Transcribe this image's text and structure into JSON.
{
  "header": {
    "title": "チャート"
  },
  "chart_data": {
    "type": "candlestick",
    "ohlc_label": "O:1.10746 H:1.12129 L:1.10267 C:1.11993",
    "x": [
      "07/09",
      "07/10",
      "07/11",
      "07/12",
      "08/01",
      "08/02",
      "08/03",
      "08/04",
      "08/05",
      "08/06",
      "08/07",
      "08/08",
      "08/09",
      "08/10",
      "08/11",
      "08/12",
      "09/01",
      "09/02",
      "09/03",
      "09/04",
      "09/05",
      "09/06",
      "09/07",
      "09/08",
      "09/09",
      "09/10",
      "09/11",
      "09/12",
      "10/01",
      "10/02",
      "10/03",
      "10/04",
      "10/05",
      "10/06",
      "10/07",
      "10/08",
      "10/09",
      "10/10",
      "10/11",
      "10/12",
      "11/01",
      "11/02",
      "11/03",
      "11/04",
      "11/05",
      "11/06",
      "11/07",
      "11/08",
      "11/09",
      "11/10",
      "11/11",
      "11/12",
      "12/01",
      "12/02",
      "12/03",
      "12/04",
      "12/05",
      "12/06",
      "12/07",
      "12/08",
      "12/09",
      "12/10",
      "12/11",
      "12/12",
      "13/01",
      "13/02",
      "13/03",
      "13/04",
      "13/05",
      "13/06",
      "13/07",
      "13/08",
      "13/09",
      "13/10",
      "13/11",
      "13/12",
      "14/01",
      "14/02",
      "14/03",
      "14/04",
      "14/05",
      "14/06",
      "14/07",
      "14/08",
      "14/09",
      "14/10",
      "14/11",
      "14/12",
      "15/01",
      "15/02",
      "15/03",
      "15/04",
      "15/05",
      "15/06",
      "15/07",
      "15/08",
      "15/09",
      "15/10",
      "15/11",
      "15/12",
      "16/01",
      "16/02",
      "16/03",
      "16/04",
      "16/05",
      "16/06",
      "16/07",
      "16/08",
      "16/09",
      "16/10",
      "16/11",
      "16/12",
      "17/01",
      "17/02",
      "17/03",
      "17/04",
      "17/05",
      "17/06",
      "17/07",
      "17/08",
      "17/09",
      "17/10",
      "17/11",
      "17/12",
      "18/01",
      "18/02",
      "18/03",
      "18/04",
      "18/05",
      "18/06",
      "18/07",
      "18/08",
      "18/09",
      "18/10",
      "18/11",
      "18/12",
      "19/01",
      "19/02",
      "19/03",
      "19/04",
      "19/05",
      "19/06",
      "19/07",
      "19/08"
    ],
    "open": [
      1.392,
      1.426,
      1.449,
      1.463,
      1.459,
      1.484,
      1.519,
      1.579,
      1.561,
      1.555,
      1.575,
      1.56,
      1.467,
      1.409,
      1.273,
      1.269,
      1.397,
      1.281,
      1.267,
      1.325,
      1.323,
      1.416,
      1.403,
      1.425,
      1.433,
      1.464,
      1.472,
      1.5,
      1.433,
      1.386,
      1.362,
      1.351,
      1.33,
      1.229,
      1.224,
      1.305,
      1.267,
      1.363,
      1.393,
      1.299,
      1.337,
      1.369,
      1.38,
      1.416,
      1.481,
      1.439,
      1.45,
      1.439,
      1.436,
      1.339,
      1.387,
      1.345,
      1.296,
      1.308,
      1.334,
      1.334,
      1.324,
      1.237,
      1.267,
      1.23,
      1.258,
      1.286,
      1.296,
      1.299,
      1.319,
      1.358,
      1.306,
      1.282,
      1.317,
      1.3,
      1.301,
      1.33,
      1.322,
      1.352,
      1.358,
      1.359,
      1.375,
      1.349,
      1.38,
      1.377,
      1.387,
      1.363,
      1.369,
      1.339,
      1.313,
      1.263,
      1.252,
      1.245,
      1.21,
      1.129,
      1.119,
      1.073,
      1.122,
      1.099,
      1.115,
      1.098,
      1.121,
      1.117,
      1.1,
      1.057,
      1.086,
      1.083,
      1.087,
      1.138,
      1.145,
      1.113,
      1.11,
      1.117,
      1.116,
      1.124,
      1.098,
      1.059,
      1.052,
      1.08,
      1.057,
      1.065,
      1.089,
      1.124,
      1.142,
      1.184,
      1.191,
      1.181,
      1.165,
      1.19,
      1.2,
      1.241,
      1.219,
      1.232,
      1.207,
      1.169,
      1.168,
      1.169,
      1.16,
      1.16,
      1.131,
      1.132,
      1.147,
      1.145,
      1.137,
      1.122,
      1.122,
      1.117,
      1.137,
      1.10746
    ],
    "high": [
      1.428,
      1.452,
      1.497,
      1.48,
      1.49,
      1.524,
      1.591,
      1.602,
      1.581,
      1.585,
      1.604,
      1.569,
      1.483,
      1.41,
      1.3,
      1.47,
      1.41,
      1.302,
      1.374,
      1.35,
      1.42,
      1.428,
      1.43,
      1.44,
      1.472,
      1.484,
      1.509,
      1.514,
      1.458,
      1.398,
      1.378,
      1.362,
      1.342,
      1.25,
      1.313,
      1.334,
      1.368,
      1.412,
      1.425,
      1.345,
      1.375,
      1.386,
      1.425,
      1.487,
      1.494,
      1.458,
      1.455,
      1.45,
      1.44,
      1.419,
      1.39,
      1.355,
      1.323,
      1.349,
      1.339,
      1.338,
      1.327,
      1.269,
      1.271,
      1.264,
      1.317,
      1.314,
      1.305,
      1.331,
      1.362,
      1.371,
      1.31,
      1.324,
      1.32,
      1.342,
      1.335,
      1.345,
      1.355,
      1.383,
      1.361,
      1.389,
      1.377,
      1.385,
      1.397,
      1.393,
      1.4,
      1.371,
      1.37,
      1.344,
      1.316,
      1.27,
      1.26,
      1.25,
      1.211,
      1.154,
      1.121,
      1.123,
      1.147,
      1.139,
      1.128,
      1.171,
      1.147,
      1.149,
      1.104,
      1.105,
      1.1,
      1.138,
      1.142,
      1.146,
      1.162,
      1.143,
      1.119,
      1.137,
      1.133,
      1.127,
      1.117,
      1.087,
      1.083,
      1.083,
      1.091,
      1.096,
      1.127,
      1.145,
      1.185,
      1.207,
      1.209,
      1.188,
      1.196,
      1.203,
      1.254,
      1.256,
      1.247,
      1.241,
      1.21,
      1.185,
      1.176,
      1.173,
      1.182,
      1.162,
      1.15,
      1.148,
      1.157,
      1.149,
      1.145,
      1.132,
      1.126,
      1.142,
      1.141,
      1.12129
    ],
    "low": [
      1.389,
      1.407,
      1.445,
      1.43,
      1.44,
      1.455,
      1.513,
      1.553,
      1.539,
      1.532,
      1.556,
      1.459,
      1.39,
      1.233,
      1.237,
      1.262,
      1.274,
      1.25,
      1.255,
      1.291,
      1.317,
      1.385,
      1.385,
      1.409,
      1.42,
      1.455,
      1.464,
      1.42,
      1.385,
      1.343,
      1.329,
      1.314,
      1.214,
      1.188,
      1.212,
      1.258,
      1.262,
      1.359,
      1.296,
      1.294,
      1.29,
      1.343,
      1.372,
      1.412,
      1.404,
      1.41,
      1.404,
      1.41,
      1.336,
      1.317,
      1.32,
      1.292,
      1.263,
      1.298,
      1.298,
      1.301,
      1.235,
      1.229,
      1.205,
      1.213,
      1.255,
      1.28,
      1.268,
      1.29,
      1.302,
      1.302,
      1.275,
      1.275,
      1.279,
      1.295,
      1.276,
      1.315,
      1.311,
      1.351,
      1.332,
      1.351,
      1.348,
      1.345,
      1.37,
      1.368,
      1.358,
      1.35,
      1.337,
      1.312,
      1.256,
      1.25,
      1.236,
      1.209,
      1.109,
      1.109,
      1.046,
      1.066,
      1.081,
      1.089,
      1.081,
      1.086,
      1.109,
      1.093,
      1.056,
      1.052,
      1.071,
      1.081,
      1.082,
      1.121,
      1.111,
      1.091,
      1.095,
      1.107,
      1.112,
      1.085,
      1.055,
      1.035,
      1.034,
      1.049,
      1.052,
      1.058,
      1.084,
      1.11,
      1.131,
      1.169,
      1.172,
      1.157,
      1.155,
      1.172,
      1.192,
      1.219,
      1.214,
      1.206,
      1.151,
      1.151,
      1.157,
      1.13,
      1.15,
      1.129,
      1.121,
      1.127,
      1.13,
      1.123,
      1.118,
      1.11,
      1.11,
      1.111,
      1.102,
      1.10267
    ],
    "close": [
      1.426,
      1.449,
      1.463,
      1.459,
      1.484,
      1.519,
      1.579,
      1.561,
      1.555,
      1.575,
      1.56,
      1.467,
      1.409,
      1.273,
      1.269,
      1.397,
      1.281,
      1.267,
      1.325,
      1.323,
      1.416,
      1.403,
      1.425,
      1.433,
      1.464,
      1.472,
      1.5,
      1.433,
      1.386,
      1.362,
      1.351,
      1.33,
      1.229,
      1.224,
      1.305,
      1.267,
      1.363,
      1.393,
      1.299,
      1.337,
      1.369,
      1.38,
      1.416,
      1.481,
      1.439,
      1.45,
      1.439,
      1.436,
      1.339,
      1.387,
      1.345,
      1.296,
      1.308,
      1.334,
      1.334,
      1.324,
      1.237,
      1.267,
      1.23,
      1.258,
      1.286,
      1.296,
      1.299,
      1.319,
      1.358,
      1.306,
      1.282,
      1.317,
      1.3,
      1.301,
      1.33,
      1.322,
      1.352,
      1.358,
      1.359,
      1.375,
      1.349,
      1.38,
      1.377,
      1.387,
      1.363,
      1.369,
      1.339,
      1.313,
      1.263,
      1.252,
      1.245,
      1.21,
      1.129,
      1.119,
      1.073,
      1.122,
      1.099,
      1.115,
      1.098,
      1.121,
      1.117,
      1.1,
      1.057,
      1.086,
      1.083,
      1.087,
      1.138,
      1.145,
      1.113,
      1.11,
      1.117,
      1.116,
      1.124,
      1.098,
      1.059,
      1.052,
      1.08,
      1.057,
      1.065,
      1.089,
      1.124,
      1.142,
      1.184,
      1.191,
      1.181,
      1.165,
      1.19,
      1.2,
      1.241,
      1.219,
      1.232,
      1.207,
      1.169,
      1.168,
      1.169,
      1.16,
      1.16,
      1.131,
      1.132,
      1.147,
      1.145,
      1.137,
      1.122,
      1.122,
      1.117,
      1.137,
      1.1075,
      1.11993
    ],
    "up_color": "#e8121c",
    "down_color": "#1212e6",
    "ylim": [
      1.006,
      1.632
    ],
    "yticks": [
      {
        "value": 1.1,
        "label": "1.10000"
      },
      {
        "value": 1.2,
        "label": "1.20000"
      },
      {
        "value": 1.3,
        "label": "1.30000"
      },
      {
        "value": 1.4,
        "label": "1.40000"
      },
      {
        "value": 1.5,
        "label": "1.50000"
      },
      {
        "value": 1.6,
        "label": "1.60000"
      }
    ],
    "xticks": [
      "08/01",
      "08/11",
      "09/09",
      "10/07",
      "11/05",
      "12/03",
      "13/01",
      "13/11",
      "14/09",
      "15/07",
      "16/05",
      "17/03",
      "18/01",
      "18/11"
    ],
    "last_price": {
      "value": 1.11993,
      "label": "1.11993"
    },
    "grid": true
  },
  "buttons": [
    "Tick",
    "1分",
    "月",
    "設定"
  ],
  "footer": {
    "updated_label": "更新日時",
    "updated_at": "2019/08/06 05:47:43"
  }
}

################

Job: The word "value" appears in how many lines of the data? Answer with only the number.

Solved exercise: 7